___ Material
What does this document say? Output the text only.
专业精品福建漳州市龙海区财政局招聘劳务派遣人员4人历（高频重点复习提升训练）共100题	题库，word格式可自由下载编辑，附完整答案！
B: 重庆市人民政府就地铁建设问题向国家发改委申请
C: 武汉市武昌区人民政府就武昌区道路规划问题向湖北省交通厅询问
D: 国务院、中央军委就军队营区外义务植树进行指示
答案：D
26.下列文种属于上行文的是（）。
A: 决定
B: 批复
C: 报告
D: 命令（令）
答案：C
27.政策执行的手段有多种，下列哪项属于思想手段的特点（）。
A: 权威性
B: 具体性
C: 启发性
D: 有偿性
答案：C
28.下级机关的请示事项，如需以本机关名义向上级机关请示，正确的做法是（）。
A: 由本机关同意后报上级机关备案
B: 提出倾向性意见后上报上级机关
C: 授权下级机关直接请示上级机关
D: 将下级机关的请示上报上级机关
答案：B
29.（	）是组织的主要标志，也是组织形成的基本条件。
______
Exercise objective: The records above must be output exactly, in full.

Reply to the exercise:
What does this document say? Output the text only.
专业精品福建漳州市龙海区财政局招聘劳务派遣人员4人历（高频重点复习提升训练）共100题	题库，word格式可自由下载编辑，附完整答案！
B: 重庆市人民政府就地铁建设问题向国家发改委申请
C: 武汉市武昌区人民政府就武昌区道路规划问题向湖北省交通厅询问
D: 国务院、中央军委就军队营区外义务植树进行指示
答案：D
26.下列文种属于上行文的是（）。
A: 决定
B: 批复
C: 报告
D: 命令（令）
答案：C
27.政策执行的手段有多种，下列哪项属于思想手段的特点（）。
A: 权威性
B: 具体性
C: 启发性
D: 有偿性
答案：C
28.下级机关的请示事项，如需以本机关名义向上级机关请示，正确的做法是（）。
A: 由本机关同意后报上级机关备案
B: 提出倾向性意见后上报上级机关
C: 授权下级机关直接请示上级机关
D: 将下级机关的请示上报上级机关
答案：B
29.（	）是组织的主要标志，也是组织形成的基本条件。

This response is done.